BEGIN Entries supplied
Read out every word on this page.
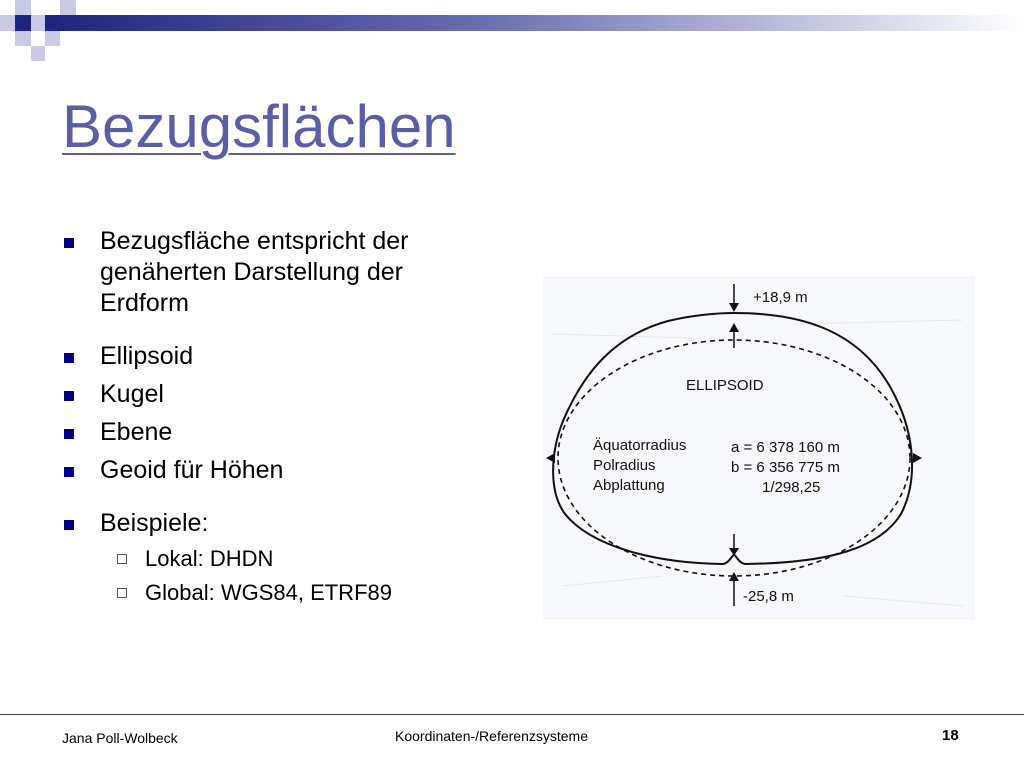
Bezugsflächen
Bezugsfläche entspricht der genäherten Darstellung der Erdform
Ellipsoid
Kugel
Ebene
Geoid für Höhen
Beispiele:
Lokal: DHDN
Global: WGS84, ETRF89
+18,9 m
ELLIPSOID
Äquatorradius
Polradius
Abplattung
a = 6 378 160 m
b = 6 356 775 m
1/298,25
-25,8 m
Jana Poll-Wolbeck	Koordinaten-/Referenzsysteme	18
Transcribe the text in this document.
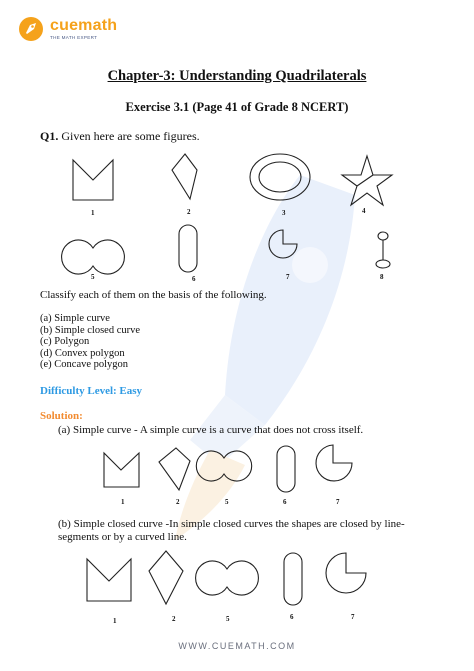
cuemath
THE MATH EXPERT
Chapter-3: Understanding Quadrilaterals
Exercise 3.1 (Page 41 of Grade 8 NCERT)
Q1. Given here are some figures.
1	2	3	4
5	6	7	8
Classify each of them on the basis of the following.
(a) Simple curve
(b) Simple closed curve
(c) Polygon
(d) Convex polygon
(e) Concave polygon
Difficulty Level: Easy
Solution:
(a) Simple curve - A simple curve is a curve that does not cross itself.
1	2	5	6	7
(b) Simple closed curve -In simple closed curves the shapes are closed by line-segments or by a curved line.
1	2	5	6	7
WWW.CUEMATH.COM
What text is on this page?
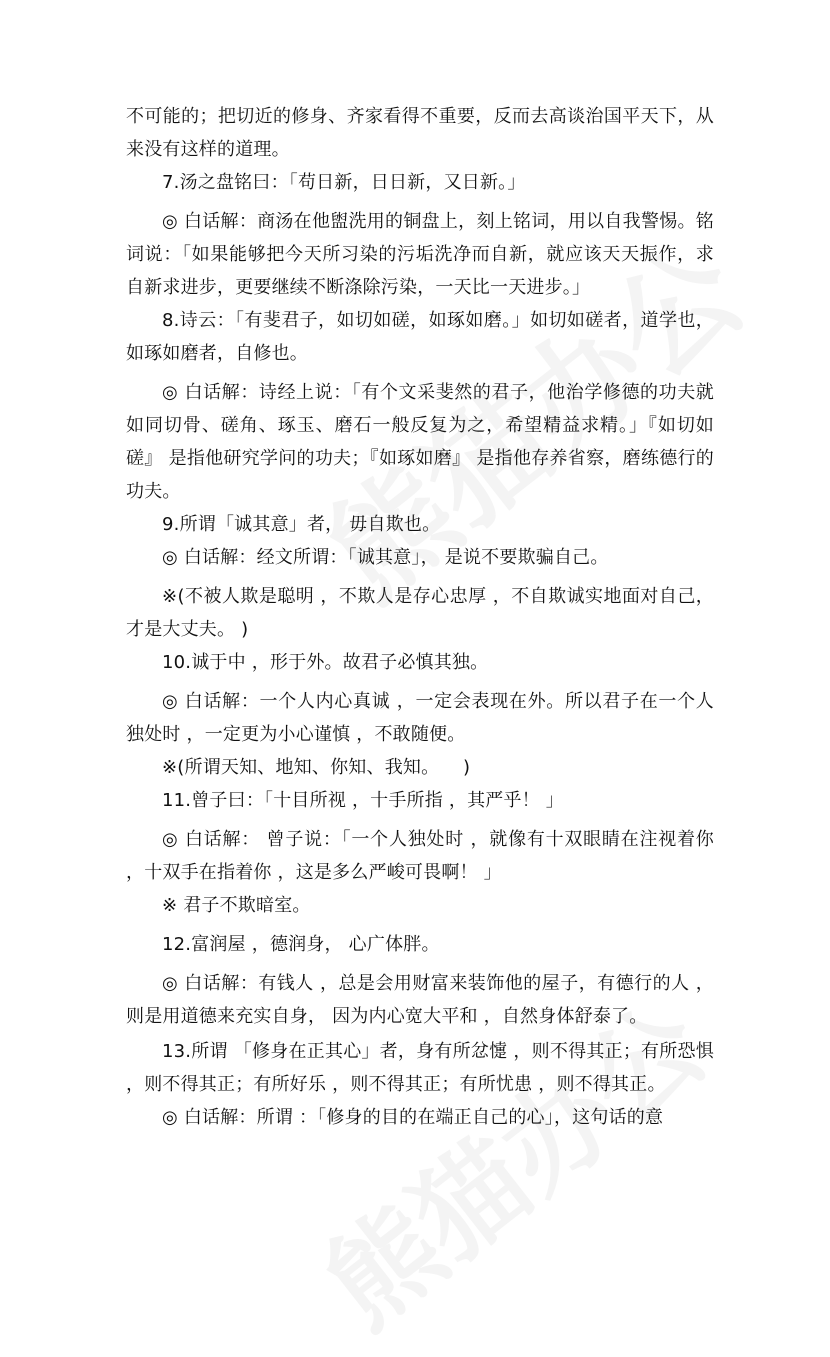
不可能的；把切近的修身、齐家看得不重要，反而去高谈治国平天下，从来没有这样的道理。

7.汤之盘铭曰：「苟日新，日日新，又日新。」

◎ 白话解：商汤在他盥洗用的铜盘上，刻上铭词，用以自我警惕。铭词说：「如果能够把今天所习染的污垢洗净而自新，就应该天天振作，求自新求进步，更要继续不断涤除污染，一天比一天进步。」

8.诗云：「有斐君子，如切如磋，如琢如磨。」如切如磋者，道学也，如琢如磨者，自修也。

◎ 白话解：诗经上说：「有个文采斐然的君子，他治学修德的功夫就如同切骨、磋角、琢玉、磨石一般反复为之，希望精益求精。」『如切如磋』 是指他研究学问的功夫；『如琢如磨』 是指他存养省察，磨练德行的功夫。

9.所谓「诚其意」者， 毋自欺也。

◎ 白话解：经文所谓：「诚其意」， 是说不要欺骗自己。

※(不被人欺是聪明 ，不欺人是存心忠厚 ，不自欺诚实地面对自己，才是大丈夫。 )

10.诚于中 ，形于外。故君子必慎其独。

◎ 白话解：一个人内心真诚 ，一定会表现在外。所以君子在一个人独处时 ，一定更为小心谨慎 ，不敢随便。

※(所谓天知、地知、你知、我知。    )

11.曾子曰：「十目所视 ，十手所指 ，其严乎！ 」

◎ 白话解： 曾子说：「一个人独处时 ，就像有十双眼睛在注视着你 ，十双手在指着你 ，这是多么严峻可畏啊！ 」

※ 君子不欺暗室。

12.富润屋 ，德润身， 心广体胖。

◎ 白话解：有钱人 ，总是会用财富来装饰他的屋子，有德行的人 ，则是用道德来充实自身， 因为内心宽大平和 ，自然身体舒泰了。

13.所谓 「修身在正其心」者，身有所忿懥 ，则不得其正；有所恐惧 ，则不得其正；有所好乐 ，则不得其正；有所忧患 ，则不得其正。

◎ 白话解：所谓 ：「修身的目的在端正自己的心」，这句话的意
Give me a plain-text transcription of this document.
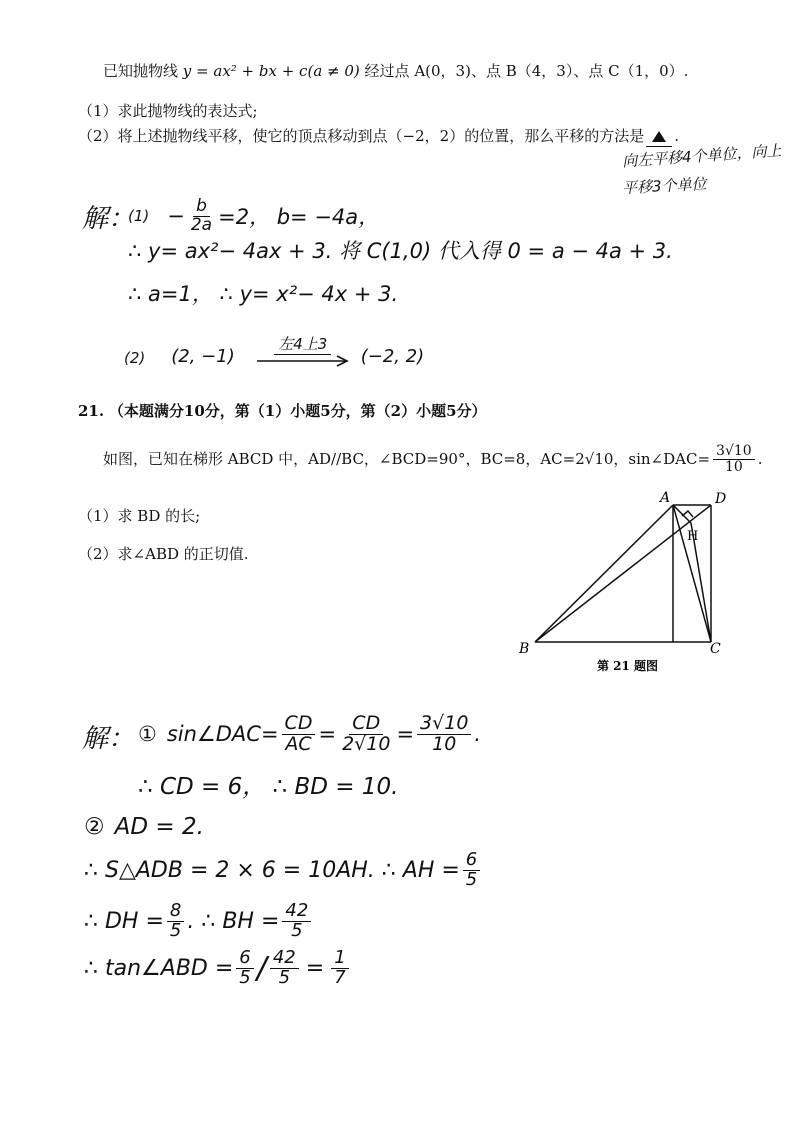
已知抛物线 y = ax² + bx + c(a ≠ 0) 经过点 A(0，3)、点 B（4，3）、点 C（1，0）.
（1）求此抛物线的表达式;
（2）将上述抛物线平移，使它的顶点移动到点（−2，2）的位置，那么平移的方法是 .
向左平移4个单位，向上
平移3个单位
解：
$(1) - \frac{b}{2a} =2$， b= −4a，
∴ y= ax²− 4ax + 3. 将 C(1,0) 代入得 0 = a − 4a + 3.
∴ a=1， ∴ y= x²− 4x + 3.
(2) (2, −1)
左4上3
(−2, 2)
21. （本题满分10分，第（1）小题5分，第（2）小题5分）
如图，已知在梯形 ABCD 中，AD//BC，∠BCD=90°，BC=8，AC=2√10，sin∠DAC= $\frac{3√10}{10}$ .
（1）求 BD 的长;
（2）求∠ABD 的正切值.
A	D
B	C
H
第 21 题图
解： ① sin∠DAC= $\frac{CD}{AC} = \frac{CD}{2√10} = \frac{3√10}{10}$ .
∴ CD = 6， ∴ BD = 10.
② AD = 2.
∴ S△ADB = 2 × 6 = 10AH. ∴ AH = $\frac{6}{5}$
∴ DH = $\frac{8}{5}$ . ∴ BH = $\frac{42}{5}$
∴ tan∠ABD = $\frac{6}{5} / \frac{42}{5} = \frac{1}{7}$
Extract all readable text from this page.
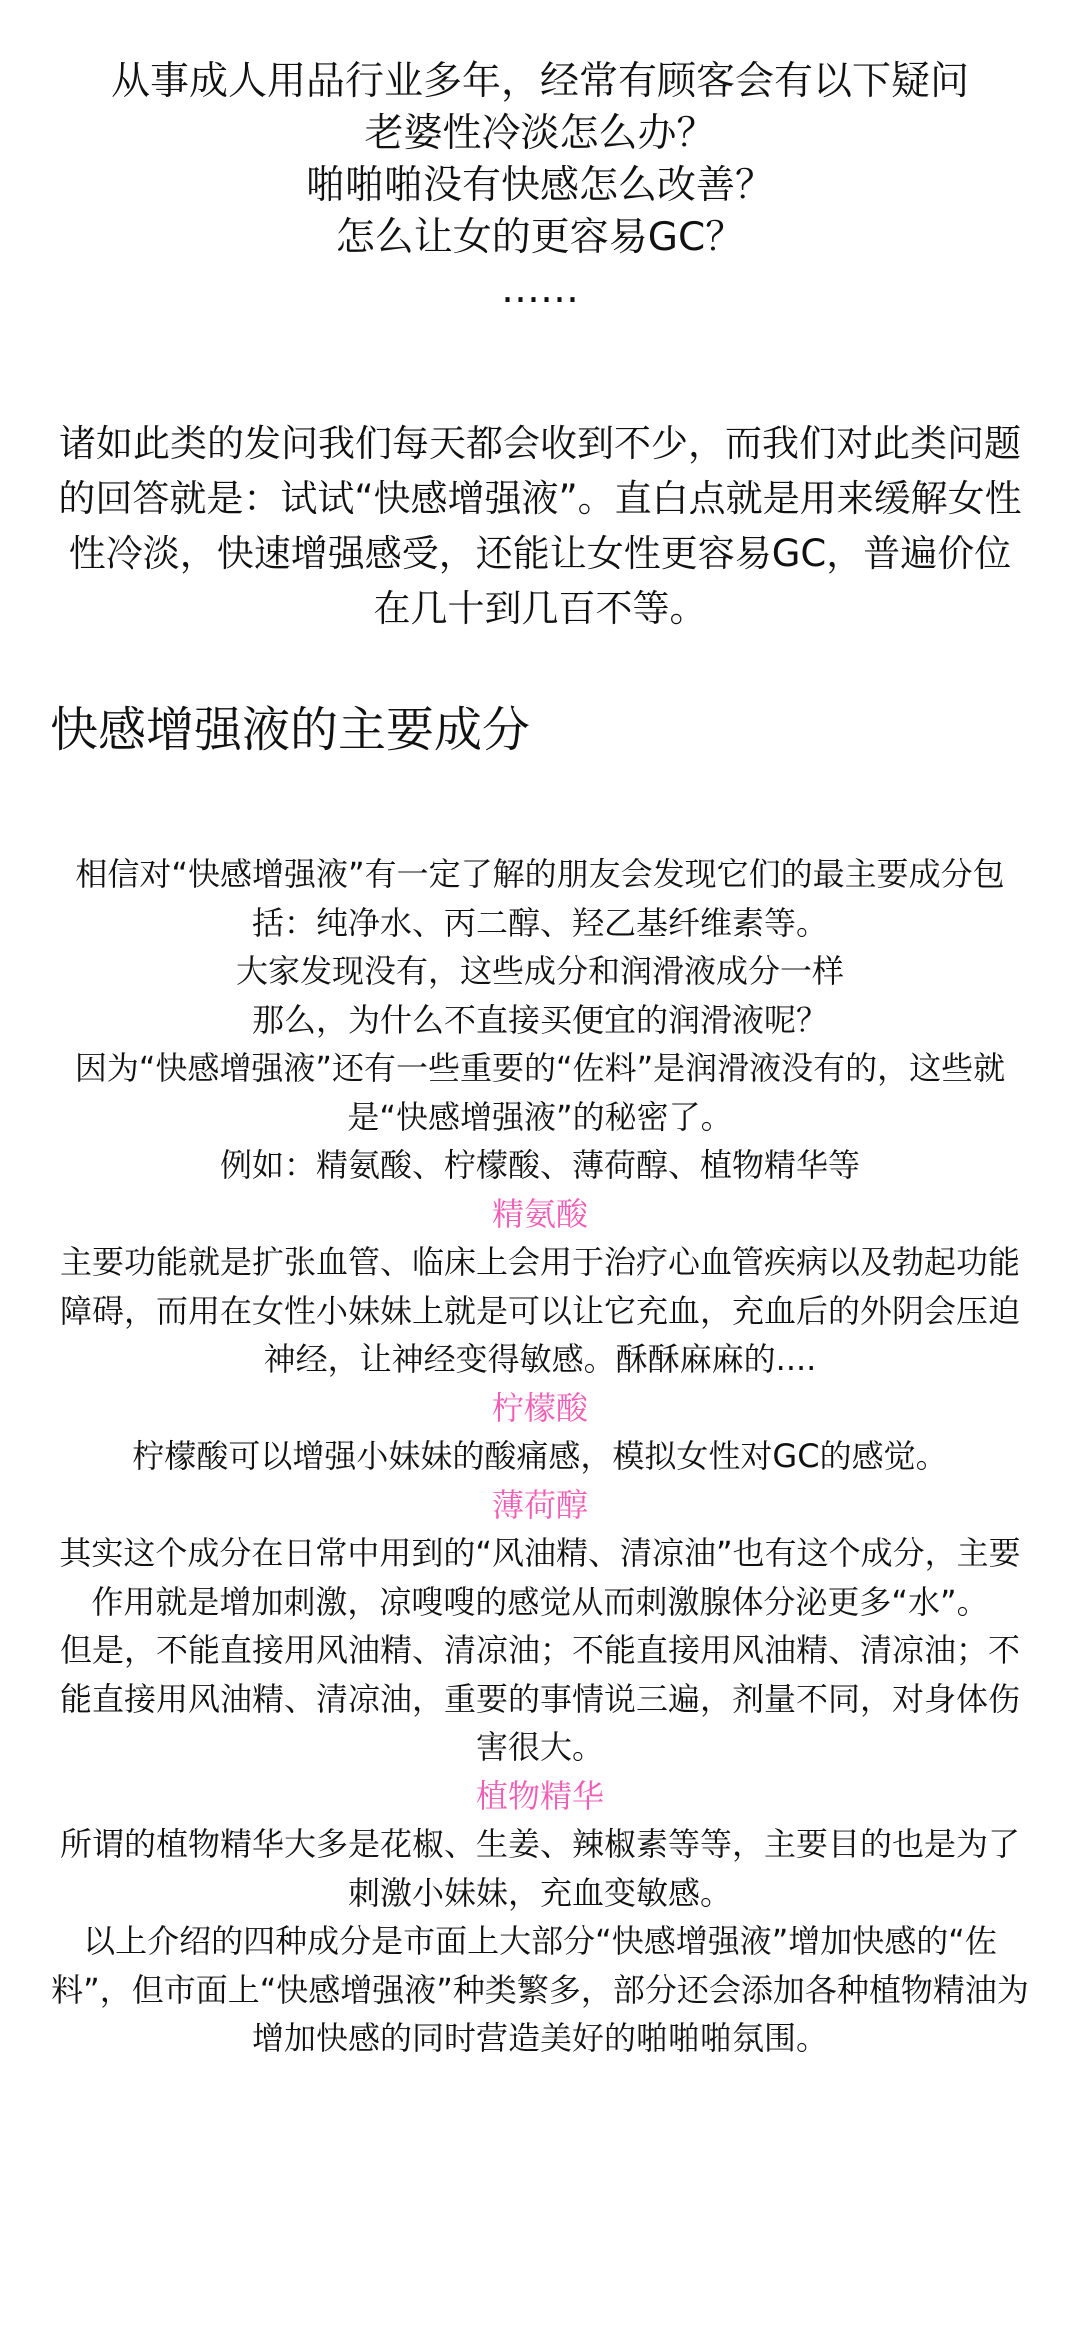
从事成人用品行业多年，经常有顾客会有以下疑问
老婆性冷淡怎么办？
啪啪啪没有快感怎么改善？
怎么让女的更容易GC？
……
诸如此类的发问我们每天都会收到不少，而我们对此类问题的回答就是：试试“快感增强液”。直白点就是用来缓解女性性冷淡，快速增强感受，还能让女性更容易GC，普遍价位在几十到几百不等。
快感增强液的主要成分

相信对“快感增强液”有一定了解的朋友会发现它们的最主要成分包括：纯净水、丙二醇、羟乙基纤维素等。

大家发现没有，这些成分和润滑液成分一样

那么，为什么不直接买便宜的润滑液呢？

因为“快感增强液”还有一些重要的“佐料”是润滑液没有的，这些就是“快感增强液”的秘密了。

例如：精氨酸、柠檬酸、薄荷醇、植物精华等

精氨酸

主要功能就是扩张血管、临床上会用于治疗心血管疾病以及勃起功能障碍，而用在女性小妹妹上就是可以让它充血，充血后的外阴会压迫神经，让神经变得敏感。酥酥麻麻的....

柠檬酸

柠檬酸可以增强小妹妹的酸痛感，模拟女性对GC的感觉。

薄荷醇

其实这个成分在日常中用到的“风油精、清凉油”也有这个成分，主要作用就是增加刺激，凉嗖嗖的感觉从而刺激腺体分泌更多“水”。

但是，不能直接用风油精、清凉油；不能直接用风油精、清凉油；不能直接用风油精、清凉油，重要的事情说三遍，剂量不同，对身体伤害很大。

植物精华

所谓的植物精华大多是花椒、生姜、辣椒素等等，主要目的也是为了刺激小妹妹，充血变敏感。

以上介绍的四种成分是市面上大部分“快感增强液”增加快感的“佐料”，但市面上“快感增强液”种类繁多，部分还会添加各种植物精油为增加快感的同时营造美好的啪啪啪氛围。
END Entries supplied
## Exercise description:
Only the lines from the one containing "Extract all readable text from this page." through the last line of the data belong in the copy, both included and reproduced exactly. Pictures do not.

## Solution:
Extract all readable text from this page.
从事成人用品行业多年，经常有顾客会有以下疑问
老婆性冷淡怎么办？
啪啪啪没有快感怎么改善？
怎么让女的更容易GC？
……
诸如此类的发问我们每天都会收到不少，而我们对此类问题的回答就是：试试“快感增强液”。直白点就是用来缓解女性性冷淡，快速增强感受，还能让女性更容易GC，普遍价位在几十到几百不等。
快感增强液的主要成分

相信对“快感增强液”有一定了解的朋友会发现它们的最主要成分包括：纯净水、丙二醇、羟乙基纤维素等。

大家发现没有，这些成分和润滑液成分一样

那么，为什么不直接买便宜的润滑液呢？

因为“快感增强液”还有一些重要的“佐料”是润滑液没有的，这些就是“快感增强液”的秘密了。

例如：精氨酸、柠檬酸、薄荷醇、植物精华等

精氨酸

主要功能就是扩张血管、临床上会用于治疗心血管疾病以及勃起功能障碍，而用在女性小妹妹上就是可以让它充血，充血后的外阴会压迫神经，让神经变得敏感。酥酥麻麻的....

柠檬酸

柠檬酸可以增强小妹妹的酸痛感，模拟女性对GC的感觉。

薄荷醇

其实这个成分在日常中用到的“风油精、清凉油”也有这个成分，主要作用就是增加刺激，凉嗖嗖的感觉从而刺激腺体分泌更多“水”。

但是，不能直接用风油精、清凉油；不能直接用风油精、清凉油；不能直接用风油精、清凉油，重要的事情说三遍，剂量不同，对身体伤害很大。

植物精华

所谓的植物精华大多是花椒、生姜、辣椒素等等，主要目的也是为了刺激小妹妹，充血变敏感。

以上介绍的四种成分是市面上大部分“快感增强液”增加快感的“佐料”，但市面上“快感增强液”种类繁多，部分还会添加各种植物精油为增加快感的同时营造美好的啪啪啪氛围。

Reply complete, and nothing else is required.